GIVEN REQUEST: Each line below is to be written out in full, exactly as shown.

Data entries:
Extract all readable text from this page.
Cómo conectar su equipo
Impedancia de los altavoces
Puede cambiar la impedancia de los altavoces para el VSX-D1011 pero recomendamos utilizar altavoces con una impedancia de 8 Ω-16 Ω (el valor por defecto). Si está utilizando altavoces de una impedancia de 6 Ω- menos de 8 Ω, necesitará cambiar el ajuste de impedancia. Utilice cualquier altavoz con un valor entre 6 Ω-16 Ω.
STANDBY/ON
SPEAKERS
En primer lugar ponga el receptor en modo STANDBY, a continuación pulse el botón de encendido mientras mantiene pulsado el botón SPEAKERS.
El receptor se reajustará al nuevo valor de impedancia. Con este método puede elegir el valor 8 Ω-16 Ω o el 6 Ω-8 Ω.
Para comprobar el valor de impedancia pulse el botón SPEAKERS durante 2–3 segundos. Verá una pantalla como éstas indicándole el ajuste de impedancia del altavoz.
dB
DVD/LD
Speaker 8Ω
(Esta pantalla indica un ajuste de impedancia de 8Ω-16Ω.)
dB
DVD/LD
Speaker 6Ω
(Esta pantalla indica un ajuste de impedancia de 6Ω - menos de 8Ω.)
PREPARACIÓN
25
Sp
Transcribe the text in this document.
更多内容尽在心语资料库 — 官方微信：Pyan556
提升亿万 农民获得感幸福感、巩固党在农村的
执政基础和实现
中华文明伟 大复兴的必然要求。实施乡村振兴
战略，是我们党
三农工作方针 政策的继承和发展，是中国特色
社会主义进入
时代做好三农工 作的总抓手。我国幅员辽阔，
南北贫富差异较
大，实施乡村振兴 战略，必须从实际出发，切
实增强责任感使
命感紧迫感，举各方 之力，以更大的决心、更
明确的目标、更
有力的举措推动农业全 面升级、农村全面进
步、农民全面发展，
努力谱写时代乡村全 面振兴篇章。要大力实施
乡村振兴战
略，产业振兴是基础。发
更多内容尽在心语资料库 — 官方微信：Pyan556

RESPONSE:
Extract all readable text from this page.
Cómo conectar su equipo
Impedancia de los altavoces
Puede cambiar la impedancia de los altavoces para el VSX-D1011 pero recomendamos utilizar altavoces con una impedancia de 8 Ω-16 Ω (el valor por defecto). Si está utilizando altavoces de una impedancia de 6 Ω- menos de 8 Ω, necesitará cambiar el ajuste de impedancia. Utilice cualquier altavoz con un valor entre 6 Ω-16 Ω.
STANDBY/ON
SPEAKERS
En primer lugar ponga el receptor en modo STANDBY, a continuación pulse el botón de encendido mientras mantiene pulsado el botón SPEAKERS.
El receptor se reajustará al nuevo valor de impedancia. Con este método puede elegir el valor 8 Ω-16 Ω o el 6 Ω-8 Ω.
Para comprobar el valor de impedancia pulse el botón SPEAKERS durante 2–3 segundos. Verá una pantalla como éstas indicándole el ajuste de impedancia del altavoz.
dB
DVD/LD
Speaker 8Ω
(Esta pantalla indica un ajuste de impedancia de 8Ω-16Ω.)
dB
DVD/LD
Speaker 6Ω
(Esta pantalla indica un ajuste de impedancia de 6Ω - menos de 8Ω.)
PREPARACIÓN
25
Sp
Transcribe the text in this document.
更多内容尽在心语资料库 — 官方微信：Pyan556
提升亿万 农民获得感幸福感、巩固党在农村的
执政基础和实现
中华文明伟 大复兴的必然要求。实施乡村振兴
战略，是我们党
三农工作方针 政策的继承和发展，是中国特色
社会主义进入
时代做好三农工 作的总抓手。我国幅员辽阔，
南北贫富差异较
大，实施乡村振兴 战略，必须从实际出发，切
实增强责任感使
命感紧迫感，举各方 之力，以更大的决心、更
明确的目标、更
有力的举措推动农业全 面升级、农村全面进
步、农民全面发展，
努力谱写时代乡村全 面振兴篇章。要大力实施
乡村振兴战
略，产业振兴是基础。发
更多内容尽在心语资料库 — 官方微信：Pyan556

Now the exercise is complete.